### Task directions
Scan the data for lines with "Thành" and report the count by itself.

### Records supplied
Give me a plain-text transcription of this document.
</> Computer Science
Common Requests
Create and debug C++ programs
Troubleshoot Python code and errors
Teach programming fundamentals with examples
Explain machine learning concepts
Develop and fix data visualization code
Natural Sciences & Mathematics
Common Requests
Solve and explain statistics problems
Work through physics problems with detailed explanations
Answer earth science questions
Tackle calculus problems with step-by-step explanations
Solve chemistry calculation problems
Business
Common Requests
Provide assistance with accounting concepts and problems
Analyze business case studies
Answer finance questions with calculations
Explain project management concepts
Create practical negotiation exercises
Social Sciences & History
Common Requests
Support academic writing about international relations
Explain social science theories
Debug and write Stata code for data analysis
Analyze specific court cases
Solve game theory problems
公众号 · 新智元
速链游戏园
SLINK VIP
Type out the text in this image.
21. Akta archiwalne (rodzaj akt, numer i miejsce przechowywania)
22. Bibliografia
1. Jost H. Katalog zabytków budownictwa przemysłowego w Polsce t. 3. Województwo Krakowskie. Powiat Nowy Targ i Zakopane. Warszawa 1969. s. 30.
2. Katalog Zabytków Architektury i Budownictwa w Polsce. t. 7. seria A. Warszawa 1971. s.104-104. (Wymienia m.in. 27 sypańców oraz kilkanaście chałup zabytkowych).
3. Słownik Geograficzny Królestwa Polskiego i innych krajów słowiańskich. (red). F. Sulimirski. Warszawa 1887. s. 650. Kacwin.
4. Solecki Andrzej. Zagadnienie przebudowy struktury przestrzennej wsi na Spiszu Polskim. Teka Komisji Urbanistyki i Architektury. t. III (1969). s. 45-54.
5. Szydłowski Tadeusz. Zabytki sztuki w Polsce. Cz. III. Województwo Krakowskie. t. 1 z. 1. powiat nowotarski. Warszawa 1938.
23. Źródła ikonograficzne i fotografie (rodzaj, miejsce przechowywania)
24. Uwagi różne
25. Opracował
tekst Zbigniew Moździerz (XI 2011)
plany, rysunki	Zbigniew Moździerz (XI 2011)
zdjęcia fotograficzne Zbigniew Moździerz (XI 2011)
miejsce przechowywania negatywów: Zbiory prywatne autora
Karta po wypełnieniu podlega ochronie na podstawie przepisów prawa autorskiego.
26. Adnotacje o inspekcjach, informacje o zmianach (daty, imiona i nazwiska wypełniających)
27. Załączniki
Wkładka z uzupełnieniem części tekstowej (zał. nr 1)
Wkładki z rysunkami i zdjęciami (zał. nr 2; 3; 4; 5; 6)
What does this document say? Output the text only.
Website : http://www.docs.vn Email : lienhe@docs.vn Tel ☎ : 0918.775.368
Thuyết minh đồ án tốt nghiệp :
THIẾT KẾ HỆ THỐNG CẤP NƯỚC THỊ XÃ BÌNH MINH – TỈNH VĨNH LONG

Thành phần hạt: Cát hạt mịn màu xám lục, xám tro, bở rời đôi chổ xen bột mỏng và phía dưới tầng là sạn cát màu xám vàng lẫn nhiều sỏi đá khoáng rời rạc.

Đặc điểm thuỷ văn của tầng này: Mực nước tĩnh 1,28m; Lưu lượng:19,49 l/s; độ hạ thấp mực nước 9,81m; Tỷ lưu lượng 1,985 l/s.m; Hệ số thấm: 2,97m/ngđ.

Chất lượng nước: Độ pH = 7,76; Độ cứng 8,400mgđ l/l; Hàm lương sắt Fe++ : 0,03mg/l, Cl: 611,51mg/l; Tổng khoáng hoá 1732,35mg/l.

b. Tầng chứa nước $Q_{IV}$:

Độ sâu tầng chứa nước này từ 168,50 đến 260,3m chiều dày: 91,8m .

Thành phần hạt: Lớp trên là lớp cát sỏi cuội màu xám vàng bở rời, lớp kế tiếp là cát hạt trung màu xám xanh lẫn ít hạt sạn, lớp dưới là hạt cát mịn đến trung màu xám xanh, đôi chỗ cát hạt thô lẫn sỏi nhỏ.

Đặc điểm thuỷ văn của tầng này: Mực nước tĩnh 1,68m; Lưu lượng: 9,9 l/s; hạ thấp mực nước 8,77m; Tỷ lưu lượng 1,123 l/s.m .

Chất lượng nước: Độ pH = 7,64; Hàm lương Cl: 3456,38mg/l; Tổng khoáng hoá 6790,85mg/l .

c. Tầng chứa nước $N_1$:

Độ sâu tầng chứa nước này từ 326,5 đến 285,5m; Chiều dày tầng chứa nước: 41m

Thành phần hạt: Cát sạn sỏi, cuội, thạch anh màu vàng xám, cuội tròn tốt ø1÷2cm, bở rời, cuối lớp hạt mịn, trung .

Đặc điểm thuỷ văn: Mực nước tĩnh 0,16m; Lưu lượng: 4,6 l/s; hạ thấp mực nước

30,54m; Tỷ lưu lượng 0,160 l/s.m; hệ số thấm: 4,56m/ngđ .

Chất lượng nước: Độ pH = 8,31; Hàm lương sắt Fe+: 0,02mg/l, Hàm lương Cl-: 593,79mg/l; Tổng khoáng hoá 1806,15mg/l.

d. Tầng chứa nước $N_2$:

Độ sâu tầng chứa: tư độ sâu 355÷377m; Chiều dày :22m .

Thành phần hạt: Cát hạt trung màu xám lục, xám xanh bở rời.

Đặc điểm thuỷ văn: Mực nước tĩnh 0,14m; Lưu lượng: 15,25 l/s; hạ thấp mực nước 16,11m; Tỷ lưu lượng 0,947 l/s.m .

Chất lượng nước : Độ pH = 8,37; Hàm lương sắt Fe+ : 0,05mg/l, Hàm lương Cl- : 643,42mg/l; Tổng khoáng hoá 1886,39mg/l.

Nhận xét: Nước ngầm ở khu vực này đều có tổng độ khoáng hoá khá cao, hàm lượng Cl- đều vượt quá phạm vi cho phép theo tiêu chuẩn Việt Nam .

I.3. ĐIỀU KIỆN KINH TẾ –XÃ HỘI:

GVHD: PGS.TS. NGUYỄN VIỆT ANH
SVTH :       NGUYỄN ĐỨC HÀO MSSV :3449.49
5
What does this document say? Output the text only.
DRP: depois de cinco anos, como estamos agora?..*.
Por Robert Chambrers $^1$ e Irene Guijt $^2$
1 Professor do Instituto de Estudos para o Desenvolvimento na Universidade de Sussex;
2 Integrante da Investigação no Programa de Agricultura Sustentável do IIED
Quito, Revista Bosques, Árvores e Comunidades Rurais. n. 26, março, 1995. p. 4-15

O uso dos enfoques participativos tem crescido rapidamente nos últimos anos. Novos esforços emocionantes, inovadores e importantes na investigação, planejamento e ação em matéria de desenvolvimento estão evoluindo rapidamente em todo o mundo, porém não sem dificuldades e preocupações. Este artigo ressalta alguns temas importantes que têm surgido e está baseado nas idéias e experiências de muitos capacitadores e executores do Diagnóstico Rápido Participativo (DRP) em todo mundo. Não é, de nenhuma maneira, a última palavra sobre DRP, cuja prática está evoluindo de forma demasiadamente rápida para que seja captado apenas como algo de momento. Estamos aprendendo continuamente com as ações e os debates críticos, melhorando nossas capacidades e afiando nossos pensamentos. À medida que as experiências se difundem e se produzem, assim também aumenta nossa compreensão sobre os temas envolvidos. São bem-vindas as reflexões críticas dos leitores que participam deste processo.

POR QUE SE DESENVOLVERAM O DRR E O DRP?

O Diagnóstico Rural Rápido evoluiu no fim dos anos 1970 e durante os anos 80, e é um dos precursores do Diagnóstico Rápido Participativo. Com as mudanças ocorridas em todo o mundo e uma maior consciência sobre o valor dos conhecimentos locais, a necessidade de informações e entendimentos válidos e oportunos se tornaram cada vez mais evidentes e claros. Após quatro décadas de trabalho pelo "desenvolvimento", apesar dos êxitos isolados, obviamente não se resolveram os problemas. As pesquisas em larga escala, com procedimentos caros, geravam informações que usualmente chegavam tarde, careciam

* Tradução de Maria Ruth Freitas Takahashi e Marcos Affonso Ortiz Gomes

### Solution to this problem
4